- Given entries:
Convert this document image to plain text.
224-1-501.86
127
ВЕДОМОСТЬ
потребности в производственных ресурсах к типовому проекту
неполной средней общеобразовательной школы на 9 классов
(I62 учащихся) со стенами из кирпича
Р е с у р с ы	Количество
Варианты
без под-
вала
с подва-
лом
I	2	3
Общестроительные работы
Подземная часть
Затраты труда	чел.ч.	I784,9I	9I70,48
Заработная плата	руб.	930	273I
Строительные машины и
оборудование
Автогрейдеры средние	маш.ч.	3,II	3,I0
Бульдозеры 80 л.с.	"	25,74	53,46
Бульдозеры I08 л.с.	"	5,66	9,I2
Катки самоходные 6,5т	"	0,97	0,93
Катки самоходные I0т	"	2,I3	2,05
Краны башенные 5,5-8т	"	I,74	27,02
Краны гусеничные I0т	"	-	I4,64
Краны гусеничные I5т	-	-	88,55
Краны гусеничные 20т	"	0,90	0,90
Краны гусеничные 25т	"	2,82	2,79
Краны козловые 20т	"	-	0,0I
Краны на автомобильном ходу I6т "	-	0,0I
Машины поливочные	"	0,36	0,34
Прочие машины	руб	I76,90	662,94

- Problem: Recopy the entries above exactly, with every line included.

- Expected output:
Convert this document image to plain text.
224-1-501.86
127
ВЕДОМОСТЬ
потребности в производственных ресурсах к типовому проекту
неполной средней общеобразовательной школы на 9 классов
(I62 учащихся) со стенами из кирпича
Р е с у р с ы	Количество
Варианты
без под-
вала
с подва-
лом
I	2	3
Общестроительные работы
Подземная часть
Затраты труда	чел.ч.	I784,9I	9I70,48
Заработная плата	руб.	930	273I
Строительные машины и
оборудование
Автогрейдеры средние	маш.ч.	3,II	3,I0
Бульдозеры 80 л.с.	"	25,74	53,46
Бульдозеры I08 л.с.	"	5,66	9,I2
Катки самоходные 6,5т	"	0,97	0,93
Катки самоходные I0т	"	2,I3	2,05
Краны башенные 5,5-8т	"	I,74	27,02
Краны гусеничные I0т	"	-	I4,64
Краны гусеничные I5т	-	-	88,55
Краны гусеничные 20т	"	0,90	0,90
Краны гусеничные 25т	"	2,82	2,79
Краны козловые 20т	"	-	0,0I
Краны на автомобильном ходу I6т "	-	0,0I
Машины поливочные	"	0,36	0,34
Прочие машины	руб	I76,90	662,94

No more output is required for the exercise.